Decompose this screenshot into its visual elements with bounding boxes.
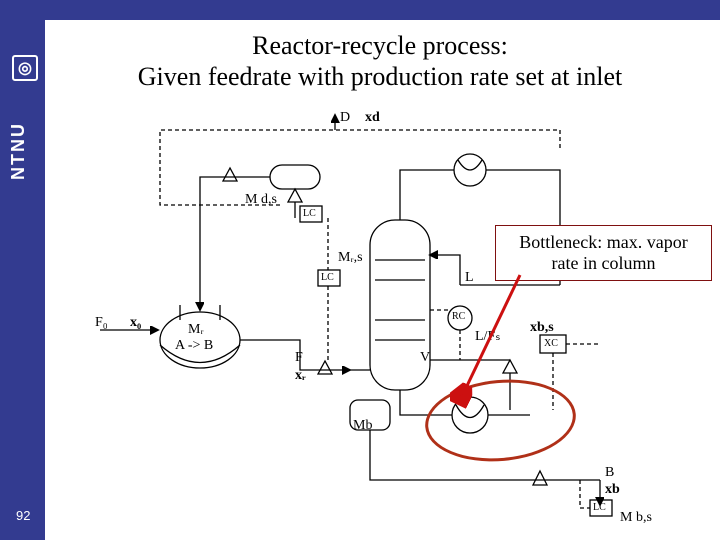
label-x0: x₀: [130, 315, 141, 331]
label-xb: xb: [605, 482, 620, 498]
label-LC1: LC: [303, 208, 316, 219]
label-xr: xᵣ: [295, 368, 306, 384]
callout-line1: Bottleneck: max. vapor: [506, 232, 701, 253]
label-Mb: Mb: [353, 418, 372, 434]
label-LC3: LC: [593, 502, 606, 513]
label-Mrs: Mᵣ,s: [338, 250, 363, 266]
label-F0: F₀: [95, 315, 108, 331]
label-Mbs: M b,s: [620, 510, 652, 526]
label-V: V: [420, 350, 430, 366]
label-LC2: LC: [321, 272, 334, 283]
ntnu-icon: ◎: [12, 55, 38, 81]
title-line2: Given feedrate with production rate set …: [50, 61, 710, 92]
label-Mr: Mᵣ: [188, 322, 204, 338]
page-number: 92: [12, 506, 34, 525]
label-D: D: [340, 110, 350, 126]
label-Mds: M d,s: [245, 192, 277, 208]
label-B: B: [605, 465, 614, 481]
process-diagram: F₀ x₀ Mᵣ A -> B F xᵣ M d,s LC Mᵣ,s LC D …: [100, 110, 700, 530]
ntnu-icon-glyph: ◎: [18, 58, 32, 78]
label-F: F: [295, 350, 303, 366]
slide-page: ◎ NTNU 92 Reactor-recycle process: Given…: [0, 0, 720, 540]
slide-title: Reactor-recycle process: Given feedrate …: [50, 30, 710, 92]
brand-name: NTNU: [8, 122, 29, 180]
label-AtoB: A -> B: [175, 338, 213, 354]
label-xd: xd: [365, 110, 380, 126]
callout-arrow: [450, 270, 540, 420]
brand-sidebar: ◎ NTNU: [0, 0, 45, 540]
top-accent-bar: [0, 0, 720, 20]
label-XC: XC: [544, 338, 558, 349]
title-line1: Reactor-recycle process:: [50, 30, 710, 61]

========

GOAL:
Output the rows from the line containing "label-x0: x₀: [130, 315, 141, 331]" through the line containing "label-XC: XC: [544, 338, 558, 349]", both included, exactly as they appear, and nothing else.

OUTPUT BELOW:
label-x0: x₀: [130, 315, 141, 331]
label-xb: xb: [605, 482, 620, 498]
label-LC1: LC: [303, 208, 316, 219]
label-xr: xᵣ: [295, 368, 306, 384]
callout-line1: Bottleneck: max. vapor: [506, 232, 701, 253]
label-Mb: Mb: [353, 418, 372, 434]
label-LC3: LC: [593, 502, 606, 513]
label-Mrs: Mᵣ,s: [338, 250, 363, 266]
label-F0: F₀: [95, 315, 108, 331]
label-Mbs: M b,s: [620, 510, 652, 526]
label-V: V: [420, 350, 430, 366]
label-LC2: LC: [321, 272, 334, 283]
ntnu-icon: ◎: [12, 55, 38, 81]
title-line2: Given feedrate with production rate set …: [50, 61, 710, 92]
label-Mr: Mᵣ: [188, 322, 204, 338]
page-number: 92: [12, 506, 34, 525]
label-D: D: [340, 110, 350, 126]
label-Mds: M d,s: [245, 192, 277, 208]
label-B: B: [605, 465, 614, 481]
process-diagram: F₀ x₀ Mᵣ A -> B F xᵣ M d,s LC Mᵣ,s LC D …: [100, 110, 700, 530]
ntnu-icon-glyph: ◎: [18, 58, 32, 78]
label-F: F: [295, 350, 303, 366]
slide-page: ◎ NTNU 92 Reactor-recycle process: Given…: [0, 0, 720, 540]
slide-title: Reactor-recycle process: Given feedrate …: [50, 30, 710, 92]
brand-name: NTNU: [8, 122, 29, 180]
label-AtoB: A -> B: [175, 338, 213, 354]
label-xd: xd: [365, 110, 380, 126]
callout-arrow: [450, 270, 540, 420]
brand-sidebar: ◎ NTNU: [0, 0, 45, 540]
top-accent-bar: [0, 0, 720, 20]
label-XC: XC: [544, 338, 558, 349]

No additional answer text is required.